Extracted information:
┌──

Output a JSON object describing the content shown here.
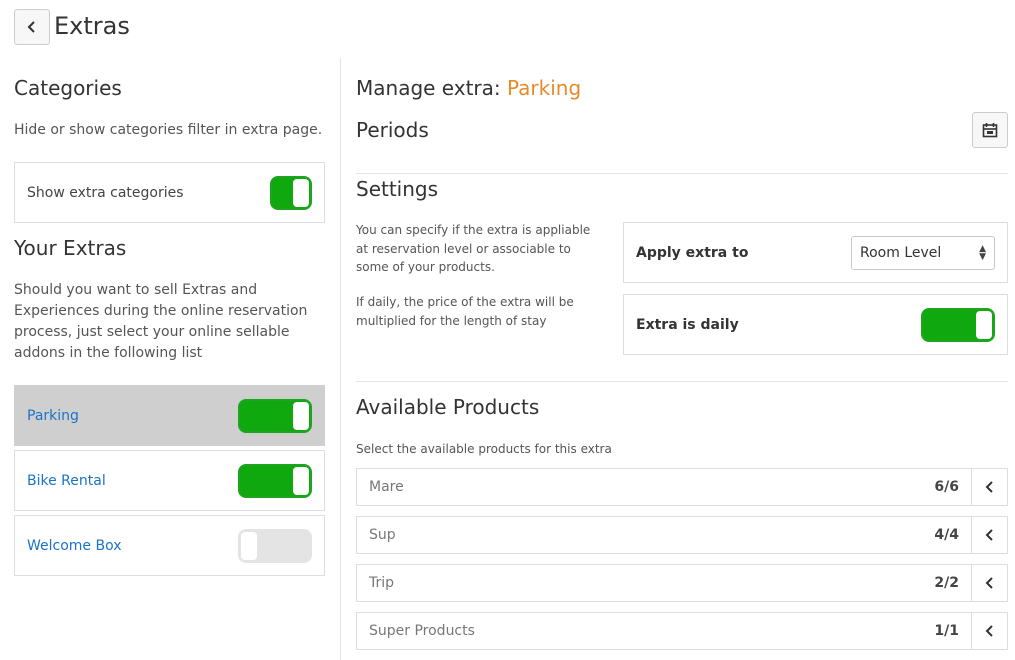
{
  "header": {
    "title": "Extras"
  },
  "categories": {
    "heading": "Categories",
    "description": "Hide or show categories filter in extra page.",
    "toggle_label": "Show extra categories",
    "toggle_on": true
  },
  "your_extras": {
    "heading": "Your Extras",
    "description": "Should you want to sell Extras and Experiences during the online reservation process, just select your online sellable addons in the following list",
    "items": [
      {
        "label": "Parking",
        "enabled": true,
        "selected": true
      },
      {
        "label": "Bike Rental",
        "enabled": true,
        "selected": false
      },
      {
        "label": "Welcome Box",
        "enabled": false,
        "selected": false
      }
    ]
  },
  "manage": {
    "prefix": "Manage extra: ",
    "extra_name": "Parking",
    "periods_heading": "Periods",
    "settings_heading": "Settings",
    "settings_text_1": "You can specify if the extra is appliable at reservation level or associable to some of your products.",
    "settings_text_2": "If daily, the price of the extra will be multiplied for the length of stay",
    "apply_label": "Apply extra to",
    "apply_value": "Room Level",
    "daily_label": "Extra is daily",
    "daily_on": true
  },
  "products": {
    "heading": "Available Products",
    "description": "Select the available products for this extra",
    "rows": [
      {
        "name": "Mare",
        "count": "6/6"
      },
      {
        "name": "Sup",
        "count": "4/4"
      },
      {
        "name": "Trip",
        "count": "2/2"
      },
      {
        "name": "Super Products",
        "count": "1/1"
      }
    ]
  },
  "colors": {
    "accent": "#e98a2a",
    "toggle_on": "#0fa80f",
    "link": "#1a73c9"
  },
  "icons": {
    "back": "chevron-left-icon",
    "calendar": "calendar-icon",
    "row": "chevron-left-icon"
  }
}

└──
┌──

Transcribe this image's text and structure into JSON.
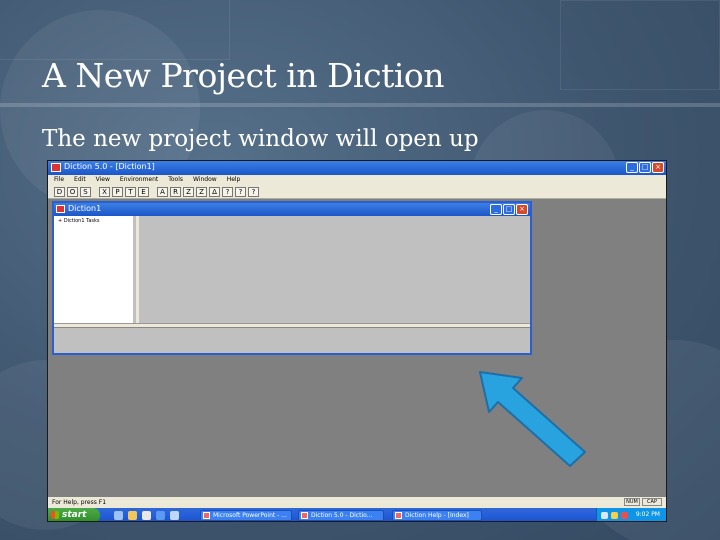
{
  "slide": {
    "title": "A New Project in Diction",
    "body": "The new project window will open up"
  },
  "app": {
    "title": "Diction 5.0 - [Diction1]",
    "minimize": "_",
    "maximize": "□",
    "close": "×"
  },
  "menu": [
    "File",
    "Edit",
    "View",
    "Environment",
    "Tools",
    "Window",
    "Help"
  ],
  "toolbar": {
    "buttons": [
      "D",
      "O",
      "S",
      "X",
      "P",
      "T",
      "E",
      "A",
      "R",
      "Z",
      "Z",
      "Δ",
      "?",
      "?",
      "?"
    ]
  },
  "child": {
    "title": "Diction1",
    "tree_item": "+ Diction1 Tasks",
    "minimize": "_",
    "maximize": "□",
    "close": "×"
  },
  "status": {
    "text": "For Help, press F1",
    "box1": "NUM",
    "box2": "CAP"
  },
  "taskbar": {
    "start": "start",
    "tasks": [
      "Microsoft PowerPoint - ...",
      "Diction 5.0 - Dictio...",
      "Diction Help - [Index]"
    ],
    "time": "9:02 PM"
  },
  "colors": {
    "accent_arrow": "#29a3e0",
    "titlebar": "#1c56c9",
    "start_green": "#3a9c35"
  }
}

└──

Written request: Find the word "reservation" in the entries above and gather every line that holds it.

Response to this exercise:
    "description": "Should you want to sell Extras and Experiences during the online reservation process, just select your online sellable addons in the following list",
    "settings_text_1": "You can specify if the extra is appliable at reservation level or associable to some of your products.",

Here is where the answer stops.